• [Records contained in a dataset]
_____

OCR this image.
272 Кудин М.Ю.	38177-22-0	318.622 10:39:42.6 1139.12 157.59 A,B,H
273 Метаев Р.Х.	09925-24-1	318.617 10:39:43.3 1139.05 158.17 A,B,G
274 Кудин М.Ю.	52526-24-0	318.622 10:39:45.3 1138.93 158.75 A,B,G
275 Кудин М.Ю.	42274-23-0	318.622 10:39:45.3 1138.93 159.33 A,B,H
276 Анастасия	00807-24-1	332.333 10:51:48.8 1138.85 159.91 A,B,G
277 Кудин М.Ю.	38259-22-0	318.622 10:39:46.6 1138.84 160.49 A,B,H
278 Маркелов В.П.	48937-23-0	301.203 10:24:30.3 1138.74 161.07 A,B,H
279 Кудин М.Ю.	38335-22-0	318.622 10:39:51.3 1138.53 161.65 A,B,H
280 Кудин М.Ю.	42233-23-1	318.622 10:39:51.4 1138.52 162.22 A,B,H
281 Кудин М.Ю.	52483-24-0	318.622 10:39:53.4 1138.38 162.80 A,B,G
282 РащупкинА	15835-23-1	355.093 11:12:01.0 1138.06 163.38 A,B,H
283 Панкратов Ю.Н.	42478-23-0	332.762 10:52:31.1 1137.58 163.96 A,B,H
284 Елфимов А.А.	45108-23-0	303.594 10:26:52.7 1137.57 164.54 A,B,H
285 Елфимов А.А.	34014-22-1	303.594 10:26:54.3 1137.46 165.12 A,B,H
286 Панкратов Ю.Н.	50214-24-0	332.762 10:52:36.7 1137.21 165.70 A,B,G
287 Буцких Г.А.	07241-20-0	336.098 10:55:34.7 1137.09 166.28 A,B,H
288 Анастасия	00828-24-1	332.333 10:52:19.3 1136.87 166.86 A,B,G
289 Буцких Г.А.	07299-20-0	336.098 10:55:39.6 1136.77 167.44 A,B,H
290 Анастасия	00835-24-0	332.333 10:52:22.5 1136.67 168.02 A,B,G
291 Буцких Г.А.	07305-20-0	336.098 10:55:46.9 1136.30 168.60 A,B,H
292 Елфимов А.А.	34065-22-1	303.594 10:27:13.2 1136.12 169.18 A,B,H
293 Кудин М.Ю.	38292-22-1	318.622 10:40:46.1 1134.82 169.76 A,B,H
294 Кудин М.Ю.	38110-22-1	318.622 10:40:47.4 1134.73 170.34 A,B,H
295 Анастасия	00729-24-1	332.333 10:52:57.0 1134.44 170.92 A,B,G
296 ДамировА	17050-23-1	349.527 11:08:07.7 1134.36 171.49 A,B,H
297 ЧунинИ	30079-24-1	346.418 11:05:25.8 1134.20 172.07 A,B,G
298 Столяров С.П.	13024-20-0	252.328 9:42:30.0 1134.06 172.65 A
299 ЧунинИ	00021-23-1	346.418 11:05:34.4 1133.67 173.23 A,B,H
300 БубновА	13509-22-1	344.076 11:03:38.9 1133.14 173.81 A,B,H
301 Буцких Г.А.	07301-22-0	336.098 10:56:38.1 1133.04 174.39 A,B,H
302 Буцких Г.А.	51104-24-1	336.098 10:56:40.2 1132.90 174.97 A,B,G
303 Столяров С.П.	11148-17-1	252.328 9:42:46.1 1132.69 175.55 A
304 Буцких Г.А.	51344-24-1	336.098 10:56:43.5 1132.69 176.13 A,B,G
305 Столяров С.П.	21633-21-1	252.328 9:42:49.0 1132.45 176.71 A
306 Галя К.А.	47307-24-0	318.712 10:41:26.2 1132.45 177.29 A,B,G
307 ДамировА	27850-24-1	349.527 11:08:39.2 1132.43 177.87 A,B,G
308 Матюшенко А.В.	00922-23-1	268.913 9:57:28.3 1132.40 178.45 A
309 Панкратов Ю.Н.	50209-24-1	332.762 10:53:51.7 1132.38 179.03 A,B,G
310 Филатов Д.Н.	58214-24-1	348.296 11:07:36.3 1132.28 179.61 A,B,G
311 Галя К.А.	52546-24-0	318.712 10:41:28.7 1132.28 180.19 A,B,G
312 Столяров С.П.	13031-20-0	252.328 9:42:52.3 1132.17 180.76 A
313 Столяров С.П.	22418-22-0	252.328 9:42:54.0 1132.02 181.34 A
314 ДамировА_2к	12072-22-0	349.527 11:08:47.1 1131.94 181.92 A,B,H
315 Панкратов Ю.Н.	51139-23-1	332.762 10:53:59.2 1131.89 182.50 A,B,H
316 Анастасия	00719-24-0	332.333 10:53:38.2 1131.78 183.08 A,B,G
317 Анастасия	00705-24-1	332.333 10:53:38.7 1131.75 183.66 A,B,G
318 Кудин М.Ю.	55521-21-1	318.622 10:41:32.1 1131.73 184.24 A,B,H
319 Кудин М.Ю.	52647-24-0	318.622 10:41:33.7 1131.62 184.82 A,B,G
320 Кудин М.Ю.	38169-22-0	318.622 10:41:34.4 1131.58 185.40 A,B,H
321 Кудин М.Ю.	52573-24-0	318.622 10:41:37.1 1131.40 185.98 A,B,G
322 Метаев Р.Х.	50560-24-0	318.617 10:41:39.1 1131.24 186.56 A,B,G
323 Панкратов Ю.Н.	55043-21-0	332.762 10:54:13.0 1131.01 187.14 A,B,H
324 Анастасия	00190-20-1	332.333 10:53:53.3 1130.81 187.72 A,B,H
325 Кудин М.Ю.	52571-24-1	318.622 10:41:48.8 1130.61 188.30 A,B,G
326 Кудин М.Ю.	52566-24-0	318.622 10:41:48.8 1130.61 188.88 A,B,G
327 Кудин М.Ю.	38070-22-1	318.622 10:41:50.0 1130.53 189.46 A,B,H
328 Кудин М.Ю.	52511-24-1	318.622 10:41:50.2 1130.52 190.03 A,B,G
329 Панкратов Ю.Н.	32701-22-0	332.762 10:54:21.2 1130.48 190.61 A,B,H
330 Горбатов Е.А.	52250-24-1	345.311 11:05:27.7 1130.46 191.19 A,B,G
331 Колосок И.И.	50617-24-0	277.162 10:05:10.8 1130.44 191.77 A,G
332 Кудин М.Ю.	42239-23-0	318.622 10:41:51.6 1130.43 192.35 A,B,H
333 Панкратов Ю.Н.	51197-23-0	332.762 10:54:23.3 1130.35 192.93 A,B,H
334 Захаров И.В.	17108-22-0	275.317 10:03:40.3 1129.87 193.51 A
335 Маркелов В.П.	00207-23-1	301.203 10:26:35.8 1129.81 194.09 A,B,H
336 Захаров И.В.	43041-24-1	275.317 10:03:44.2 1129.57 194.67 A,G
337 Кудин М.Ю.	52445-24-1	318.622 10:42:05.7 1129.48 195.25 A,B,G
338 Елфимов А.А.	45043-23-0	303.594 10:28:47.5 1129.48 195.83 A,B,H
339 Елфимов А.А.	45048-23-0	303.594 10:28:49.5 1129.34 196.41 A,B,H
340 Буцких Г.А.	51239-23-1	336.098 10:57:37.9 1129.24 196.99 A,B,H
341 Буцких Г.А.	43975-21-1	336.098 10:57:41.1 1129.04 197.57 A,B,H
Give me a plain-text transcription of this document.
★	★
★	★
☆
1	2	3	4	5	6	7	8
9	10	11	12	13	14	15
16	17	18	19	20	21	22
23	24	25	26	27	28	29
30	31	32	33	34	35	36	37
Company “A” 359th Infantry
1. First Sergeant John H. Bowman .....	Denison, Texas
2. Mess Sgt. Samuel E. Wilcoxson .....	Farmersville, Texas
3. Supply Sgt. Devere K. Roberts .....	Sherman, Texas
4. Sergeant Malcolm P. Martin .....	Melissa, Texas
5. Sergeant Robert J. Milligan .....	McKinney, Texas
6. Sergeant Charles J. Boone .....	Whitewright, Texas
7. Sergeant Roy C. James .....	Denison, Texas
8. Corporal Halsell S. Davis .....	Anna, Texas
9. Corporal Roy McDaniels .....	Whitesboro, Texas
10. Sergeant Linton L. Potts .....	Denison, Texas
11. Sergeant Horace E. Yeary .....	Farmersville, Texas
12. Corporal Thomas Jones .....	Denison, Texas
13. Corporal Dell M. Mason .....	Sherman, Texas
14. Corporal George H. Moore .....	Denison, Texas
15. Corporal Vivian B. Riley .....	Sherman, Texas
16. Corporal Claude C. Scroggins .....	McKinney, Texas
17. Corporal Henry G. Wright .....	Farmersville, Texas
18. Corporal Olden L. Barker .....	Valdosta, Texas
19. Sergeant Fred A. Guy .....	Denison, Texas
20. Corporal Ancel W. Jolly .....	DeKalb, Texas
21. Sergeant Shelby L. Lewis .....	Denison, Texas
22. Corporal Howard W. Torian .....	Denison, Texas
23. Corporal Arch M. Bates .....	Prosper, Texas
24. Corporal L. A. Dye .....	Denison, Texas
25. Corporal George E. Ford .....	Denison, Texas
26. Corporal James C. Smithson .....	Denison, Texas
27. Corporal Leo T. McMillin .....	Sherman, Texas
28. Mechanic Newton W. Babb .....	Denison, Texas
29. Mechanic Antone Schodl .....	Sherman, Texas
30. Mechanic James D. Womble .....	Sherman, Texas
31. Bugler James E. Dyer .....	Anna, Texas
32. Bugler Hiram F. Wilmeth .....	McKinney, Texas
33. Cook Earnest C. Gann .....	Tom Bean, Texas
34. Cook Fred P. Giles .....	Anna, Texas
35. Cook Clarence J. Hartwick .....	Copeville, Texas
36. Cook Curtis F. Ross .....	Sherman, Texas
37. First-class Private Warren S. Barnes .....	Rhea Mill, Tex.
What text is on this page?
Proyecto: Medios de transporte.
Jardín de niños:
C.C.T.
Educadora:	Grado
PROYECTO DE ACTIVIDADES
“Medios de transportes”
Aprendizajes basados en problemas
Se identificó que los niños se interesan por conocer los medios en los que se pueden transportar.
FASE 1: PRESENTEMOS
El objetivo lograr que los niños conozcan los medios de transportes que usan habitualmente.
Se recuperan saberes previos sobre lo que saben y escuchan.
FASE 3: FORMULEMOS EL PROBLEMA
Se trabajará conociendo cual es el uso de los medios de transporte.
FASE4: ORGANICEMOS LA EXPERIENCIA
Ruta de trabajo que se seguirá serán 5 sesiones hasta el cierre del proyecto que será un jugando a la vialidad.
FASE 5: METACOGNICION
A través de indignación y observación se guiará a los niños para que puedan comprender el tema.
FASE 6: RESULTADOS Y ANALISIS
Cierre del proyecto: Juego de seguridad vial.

_____

• [What to produce]
Set out every line from the material that contains the string "Захаров".

• [Result below]
334 Захаров И.В.	17108-22-0	275.317 10:03:40.3 1129.87 193.51 A
336 Захаров И.В.	43041-24-1	275.317 10:03:44.2 1129.57 194.67 A,G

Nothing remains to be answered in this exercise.